> Record extracts:
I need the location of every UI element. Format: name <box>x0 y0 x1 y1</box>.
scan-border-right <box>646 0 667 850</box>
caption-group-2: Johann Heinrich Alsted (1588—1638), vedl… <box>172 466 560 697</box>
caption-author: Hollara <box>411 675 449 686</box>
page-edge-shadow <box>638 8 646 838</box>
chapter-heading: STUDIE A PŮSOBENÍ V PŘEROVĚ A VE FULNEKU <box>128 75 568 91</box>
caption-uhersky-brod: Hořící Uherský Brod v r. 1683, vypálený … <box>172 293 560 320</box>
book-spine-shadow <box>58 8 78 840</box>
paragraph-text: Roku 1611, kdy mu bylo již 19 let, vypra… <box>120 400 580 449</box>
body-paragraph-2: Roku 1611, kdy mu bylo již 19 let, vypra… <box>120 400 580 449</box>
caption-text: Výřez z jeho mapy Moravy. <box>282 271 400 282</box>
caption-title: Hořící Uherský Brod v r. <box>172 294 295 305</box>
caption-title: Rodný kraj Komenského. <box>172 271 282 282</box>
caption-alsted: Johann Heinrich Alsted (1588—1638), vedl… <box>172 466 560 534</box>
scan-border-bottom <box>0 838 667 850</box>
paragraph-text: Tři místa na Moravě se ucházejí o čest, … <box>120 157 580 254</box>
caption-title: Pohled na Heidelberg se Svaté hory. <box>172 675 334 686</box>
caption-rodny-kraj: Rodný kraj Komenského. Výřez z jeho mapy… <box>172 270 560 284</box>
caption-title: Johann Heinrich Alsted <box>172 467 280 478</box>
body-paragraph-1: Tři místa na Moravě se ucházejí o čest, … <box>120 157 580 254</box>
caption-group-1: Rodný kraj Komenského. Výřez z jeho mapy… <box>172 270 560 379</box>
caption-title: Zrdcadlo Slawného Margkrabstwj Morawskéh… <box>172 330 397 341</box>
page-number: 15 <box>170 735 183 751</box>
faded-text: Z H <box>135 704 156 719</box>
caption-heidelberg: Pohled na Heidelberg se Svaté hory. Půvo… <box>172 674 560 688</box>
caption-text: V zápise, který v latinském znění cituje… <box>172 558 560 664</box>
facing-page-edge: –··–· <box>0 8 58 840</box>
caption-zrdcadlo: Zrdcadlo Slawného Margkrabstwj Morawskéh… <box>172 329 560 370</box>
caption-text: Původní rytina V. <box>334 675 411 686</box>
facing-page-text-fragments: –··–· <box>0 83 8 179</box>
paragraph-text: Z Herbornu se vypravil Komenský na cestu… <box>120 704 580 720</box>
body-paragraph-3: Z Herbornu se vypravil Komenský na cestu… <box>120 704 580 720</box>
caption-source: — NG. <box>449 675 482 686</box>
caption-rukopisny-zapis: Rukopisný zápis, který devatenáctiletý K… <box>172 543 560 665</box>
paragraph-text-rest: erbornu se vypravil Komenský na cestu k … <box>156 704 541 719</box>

==

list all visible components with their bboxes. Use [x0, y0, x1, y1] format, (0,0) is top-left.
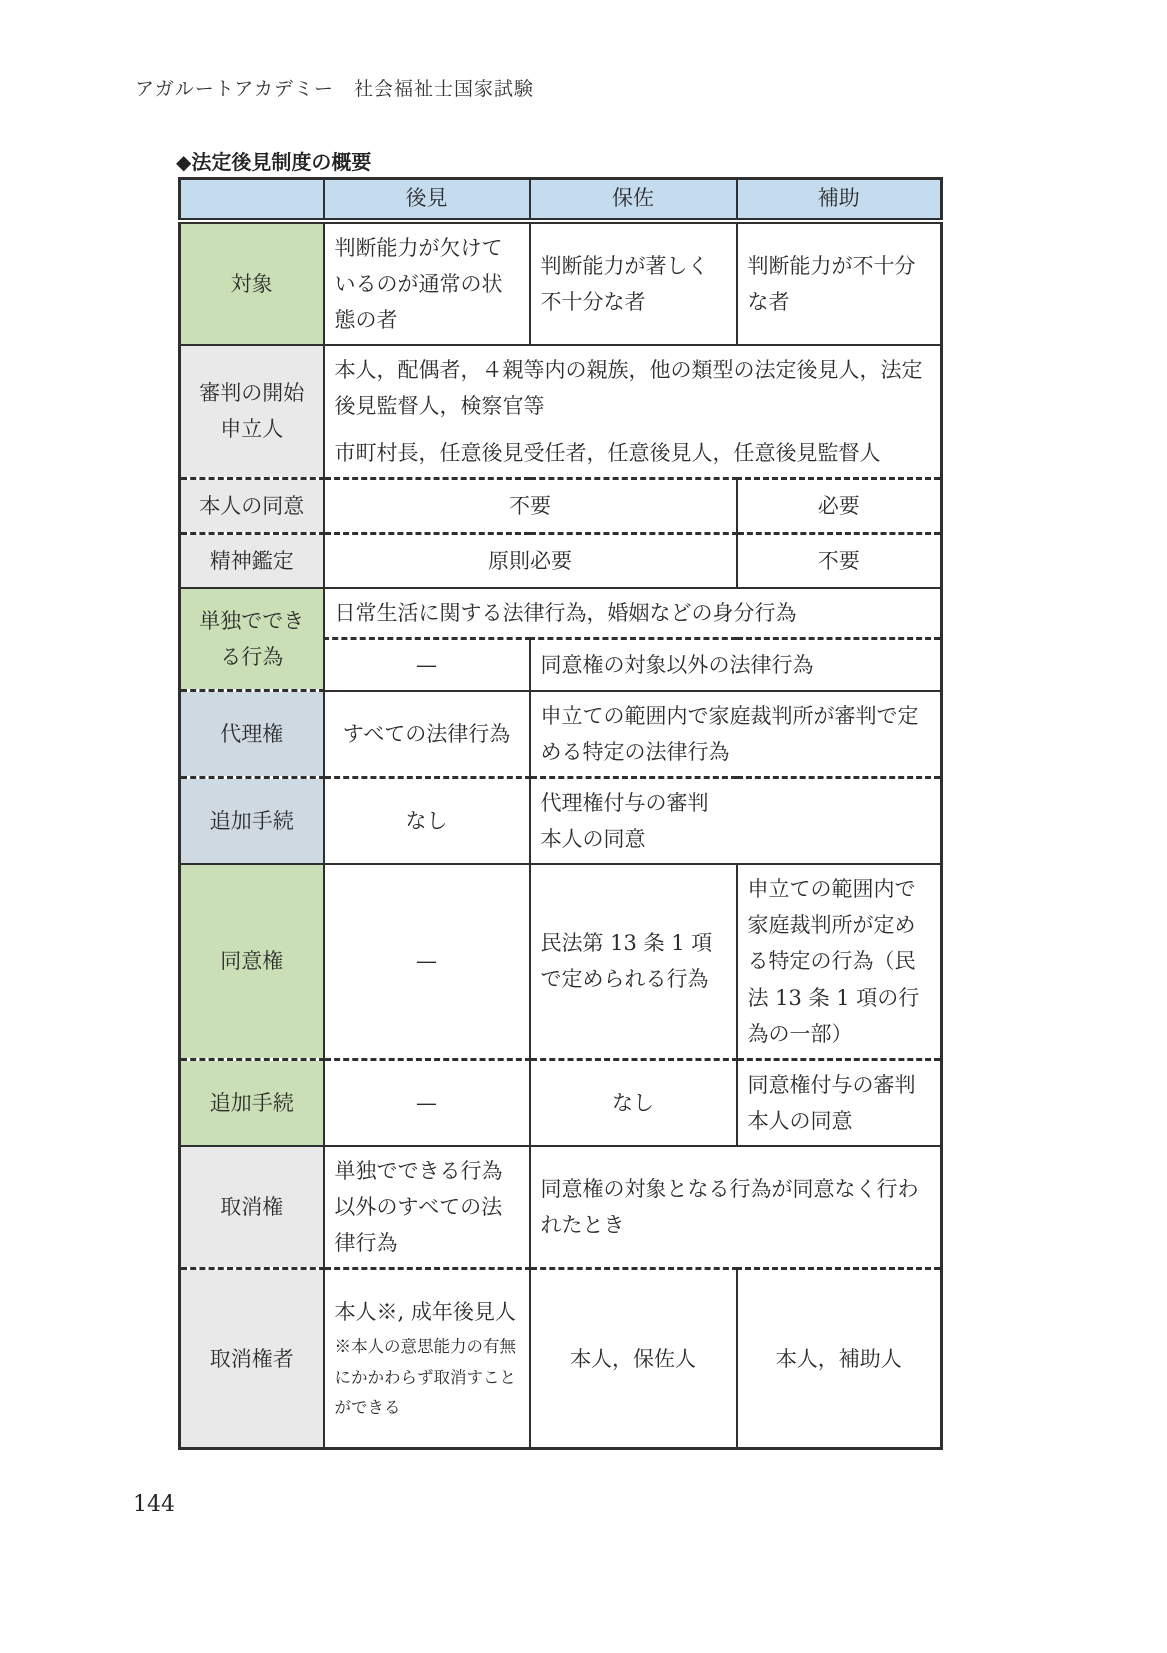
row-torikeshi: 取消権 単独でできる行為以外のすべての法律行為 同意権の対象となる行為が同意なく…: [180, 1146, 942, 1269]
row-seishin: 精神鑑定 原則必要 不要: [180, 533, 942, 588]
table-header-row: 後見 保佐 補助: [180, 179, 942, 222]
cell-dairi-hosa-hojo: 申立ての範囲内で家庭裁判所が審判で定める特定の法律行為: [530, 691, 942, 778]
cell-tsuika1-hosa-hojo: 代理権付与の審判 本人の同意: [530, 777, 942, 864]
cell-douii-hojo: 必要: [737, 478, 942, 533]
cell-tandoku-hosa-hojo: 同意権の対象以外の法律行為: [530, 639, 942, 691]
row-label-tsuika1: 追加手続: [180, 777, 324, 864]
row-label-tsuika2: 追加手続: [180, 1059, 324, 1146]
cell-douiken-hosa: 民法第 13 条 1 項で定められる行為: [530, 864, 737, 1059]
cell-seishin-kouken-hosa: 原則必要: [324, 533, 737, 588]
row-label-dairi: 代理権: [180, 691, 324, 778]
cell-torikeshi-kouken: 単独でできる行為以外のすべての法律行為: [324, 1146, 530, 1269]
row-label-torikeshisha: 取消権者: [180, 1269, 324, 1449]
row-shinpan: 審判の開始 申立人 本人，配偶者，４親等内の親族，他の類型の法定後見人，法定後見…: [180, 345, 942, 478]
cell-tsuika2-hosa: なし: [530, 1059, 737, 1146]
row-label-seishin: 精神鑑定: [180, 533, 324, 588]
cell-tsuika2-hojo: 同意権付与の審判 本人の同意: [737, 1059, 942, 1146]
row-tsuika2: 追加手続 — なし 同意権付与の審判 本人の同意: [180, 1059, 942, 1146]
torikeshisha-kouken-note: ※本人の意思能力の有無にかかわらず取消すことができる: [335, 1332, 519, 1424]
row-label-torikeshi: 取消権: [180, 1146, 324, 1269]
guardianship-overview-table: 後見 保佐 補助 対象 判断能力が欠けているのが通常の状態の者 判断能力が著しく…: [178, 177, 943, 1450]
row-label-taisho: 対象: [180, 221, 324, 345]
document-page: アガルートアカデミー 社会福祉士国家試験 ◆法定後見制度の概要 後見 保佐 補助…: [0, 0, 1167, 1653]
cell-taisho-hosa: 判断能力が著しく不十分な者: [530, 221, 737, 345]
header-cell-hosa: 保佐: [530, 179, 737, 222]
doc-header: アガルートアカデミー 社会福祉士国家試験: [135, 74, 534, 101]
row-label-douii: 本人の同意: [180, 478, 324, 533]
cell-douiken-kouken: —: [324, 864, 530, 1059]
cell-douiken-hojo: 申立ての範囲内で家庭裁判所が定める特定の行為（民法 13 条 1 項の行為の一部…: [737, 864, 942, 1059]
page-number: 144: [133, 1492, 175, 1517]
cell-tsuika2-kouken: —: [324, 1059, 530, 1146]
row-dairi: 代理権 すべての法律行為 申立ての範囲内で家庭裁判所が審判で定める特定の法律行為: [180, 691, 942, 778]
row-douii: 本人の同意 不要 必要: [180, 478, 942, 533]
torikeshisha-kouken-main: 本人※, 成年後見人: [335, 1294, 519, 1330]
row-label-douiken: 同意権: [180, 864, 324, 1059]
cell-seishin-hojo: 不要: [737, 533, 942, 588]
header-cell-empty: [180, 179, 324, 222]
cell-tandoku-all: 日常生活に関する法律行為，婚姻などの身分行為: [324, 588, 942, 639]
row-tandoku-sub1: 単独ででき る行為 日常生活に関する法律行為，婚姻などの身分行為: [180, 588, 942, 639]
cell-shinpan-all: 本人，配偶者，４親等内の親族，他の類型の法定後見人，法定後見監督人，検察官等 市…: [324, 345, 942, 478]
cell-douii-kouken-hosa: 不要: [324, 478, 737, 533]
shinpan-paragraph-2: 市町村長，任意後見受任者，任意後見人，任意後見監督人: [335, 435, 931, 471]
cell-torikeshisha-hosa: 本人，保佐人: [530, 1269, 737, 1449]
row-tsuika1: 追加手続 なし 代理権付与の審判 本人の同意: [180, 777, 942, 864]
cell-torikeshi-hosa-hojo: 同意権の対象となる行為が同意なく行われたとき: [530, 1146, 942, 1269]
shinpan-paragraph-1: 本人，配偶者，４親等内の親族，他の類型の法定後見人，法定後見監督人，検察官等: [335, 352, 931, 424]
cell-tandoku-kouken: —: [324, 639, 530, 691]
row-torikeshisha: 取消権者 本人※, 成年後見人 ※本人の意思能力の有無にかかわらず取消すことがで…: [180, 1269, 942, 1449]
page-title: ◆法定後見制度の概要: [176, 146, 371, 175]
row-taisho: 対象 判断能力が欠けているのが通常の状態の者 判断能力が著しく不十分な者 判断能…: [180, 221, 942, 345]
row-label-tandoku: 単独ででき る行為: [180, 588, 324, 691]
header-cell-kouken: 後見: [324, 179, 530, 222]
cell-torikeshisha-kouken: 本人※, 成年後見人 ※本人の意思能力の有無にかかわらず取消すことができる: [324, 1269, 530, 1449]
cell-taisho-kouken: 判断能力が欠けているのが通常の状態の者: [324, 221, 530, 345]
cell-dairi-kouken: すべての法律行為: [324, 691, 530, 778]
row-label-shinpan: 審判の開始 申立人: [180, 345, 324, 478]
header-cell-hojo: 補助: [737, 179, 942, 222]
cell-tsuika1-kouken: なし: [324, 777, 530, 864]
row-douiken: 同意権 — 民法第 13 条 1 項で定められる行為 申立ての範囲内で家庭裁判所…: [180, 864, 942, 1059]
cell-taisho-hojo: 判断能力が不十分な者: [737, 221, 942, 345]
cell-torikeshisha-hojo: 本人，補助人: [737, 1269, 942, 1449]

--

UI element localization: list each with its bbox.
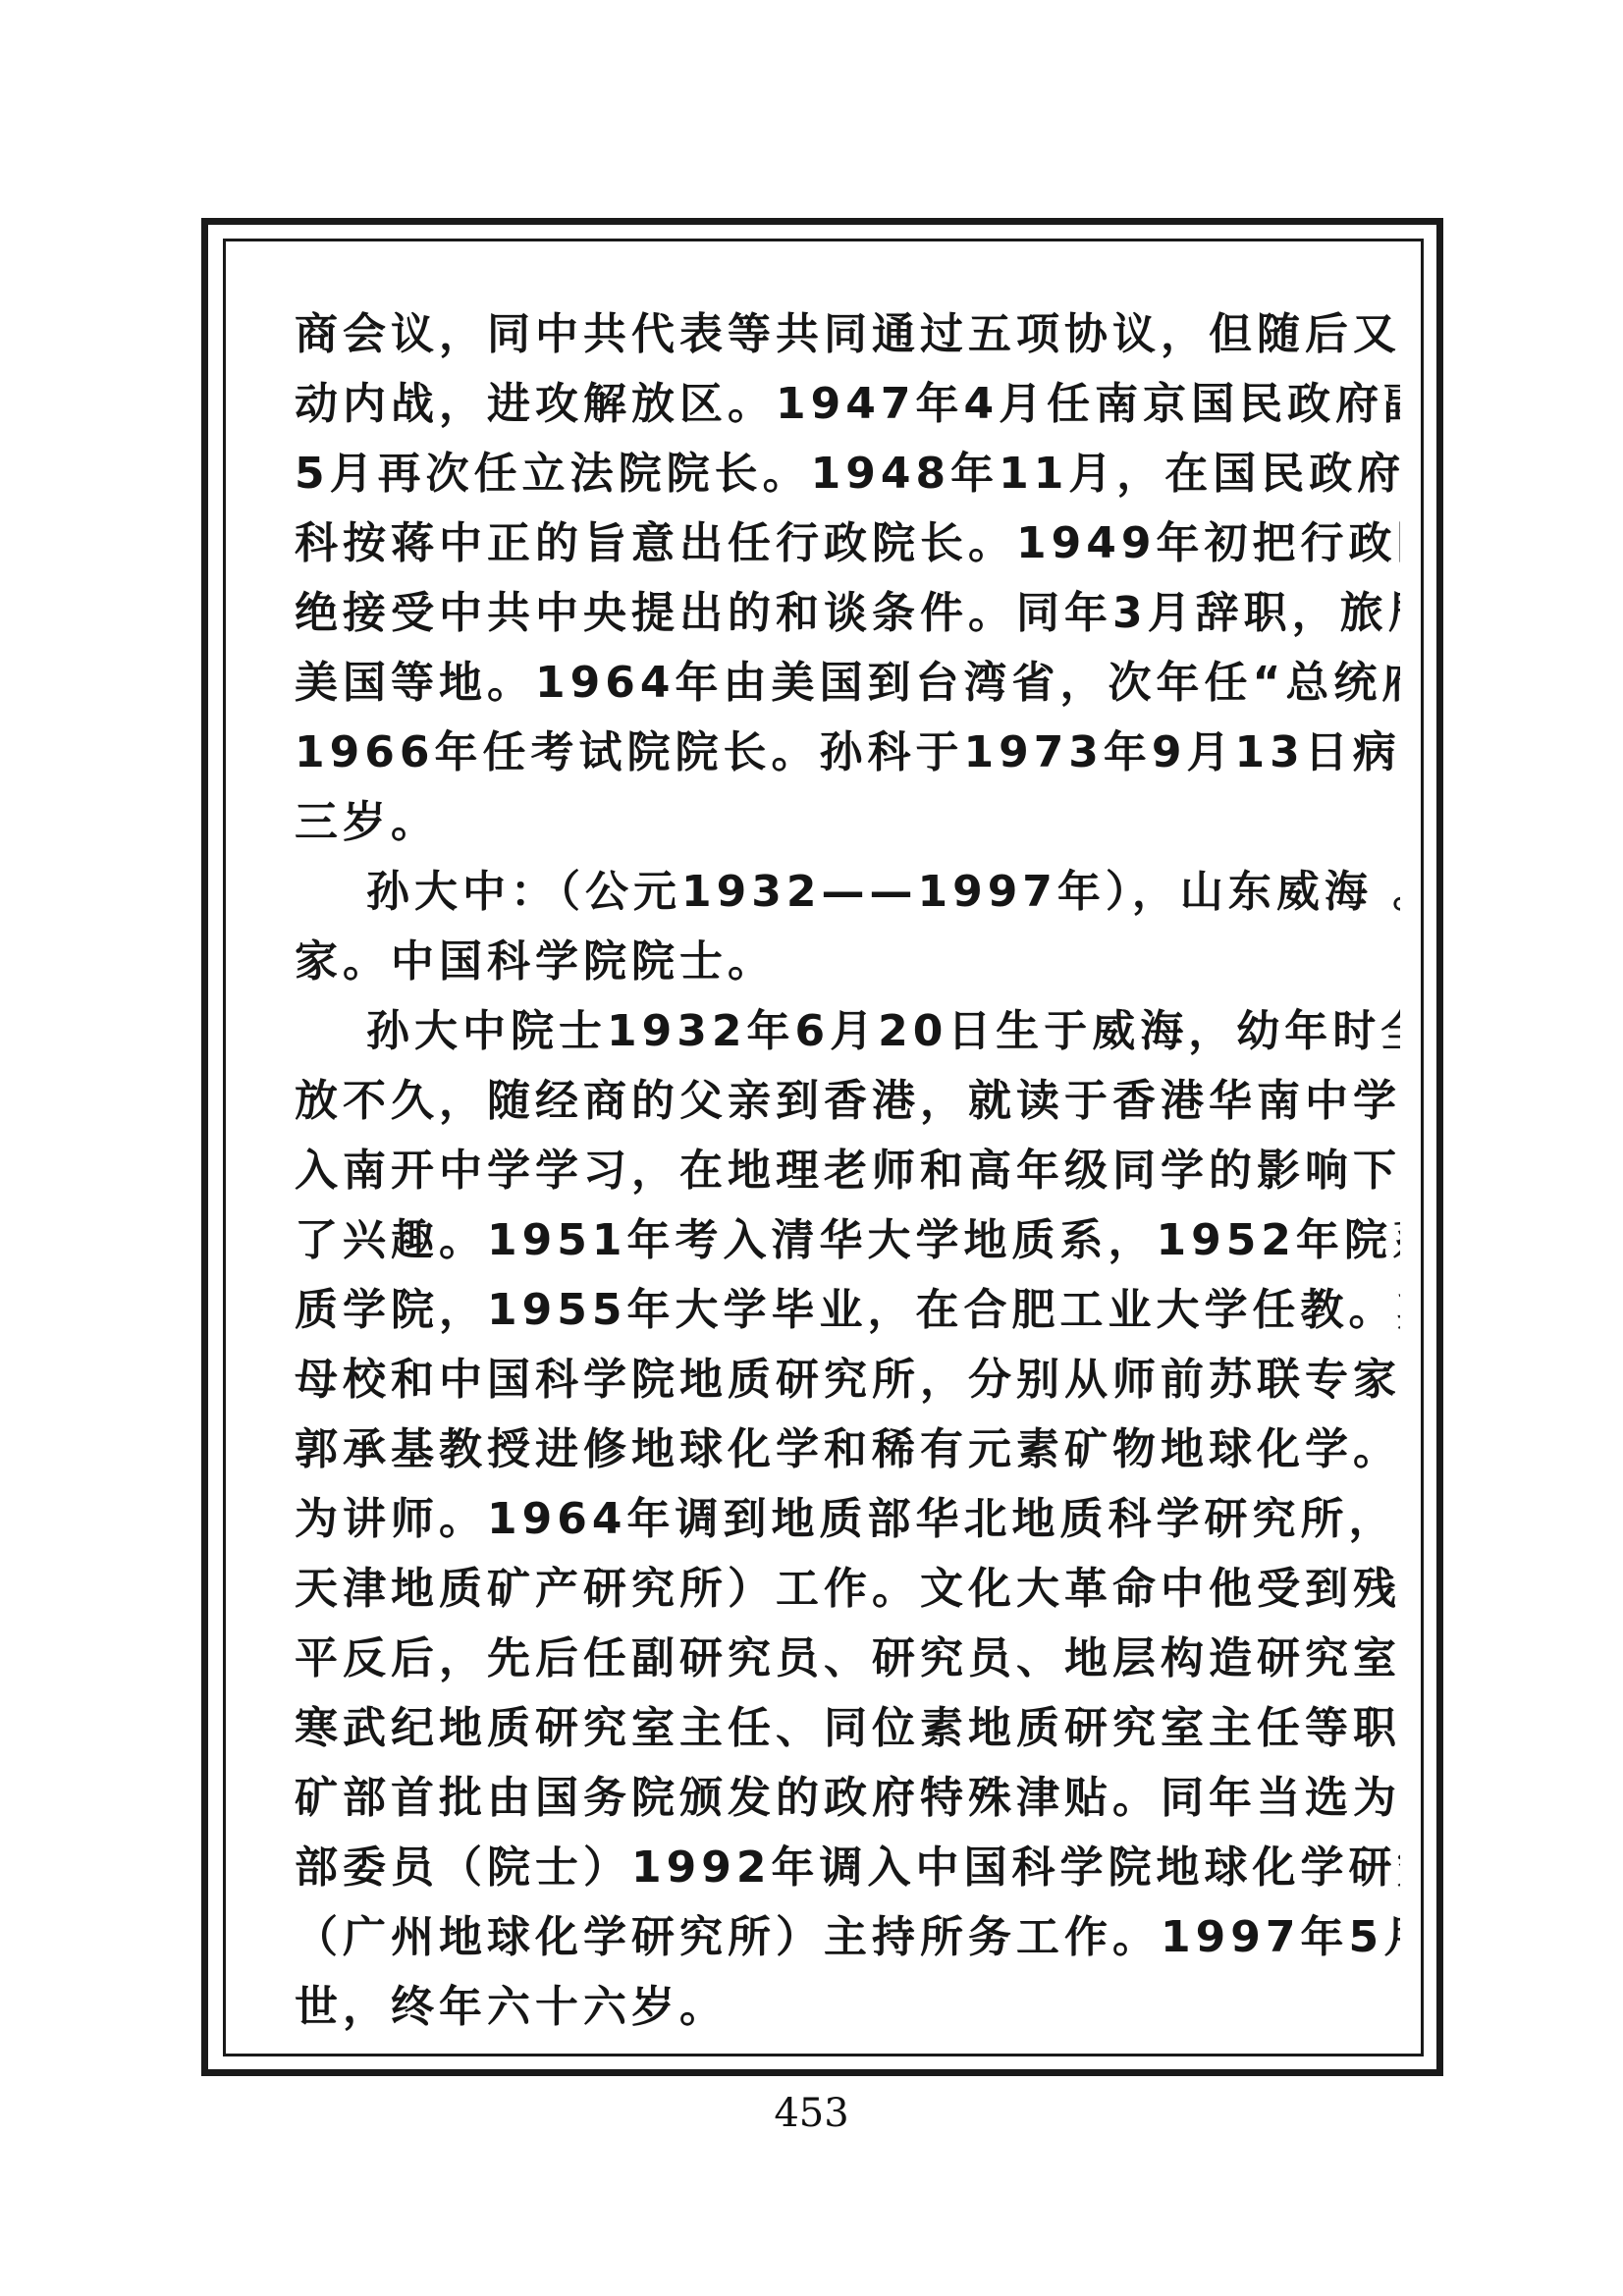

> The exercise:
Rewrite the records from the line containing "I need the location" through the line containing "chapter-heading: STUDIE A" as a two-column CSV with the columns instruction and output. Use one row per record, with its text and its answer each in a single quoted field and line breaks replaced by spaces.

> Result below:
instruction,output
"I need the location of every UI element. Format: name <box>x0 y0 x1 y1</box>.","scan-border-right <box>646 0 667 850</box> caption-group-2: Johann Heinrich Alsted (1588—1638), vedl… <box>172 466 560 697</box> caption-author: Hollara <box>411 675 449 686</box> page-edge-shadow <box>638 8 646 838</box> chapter-heading: STUDIE A PŮSOBENÍ V PŘEROVĚ A VE FULNEKU <box>128 75 568 91</box>"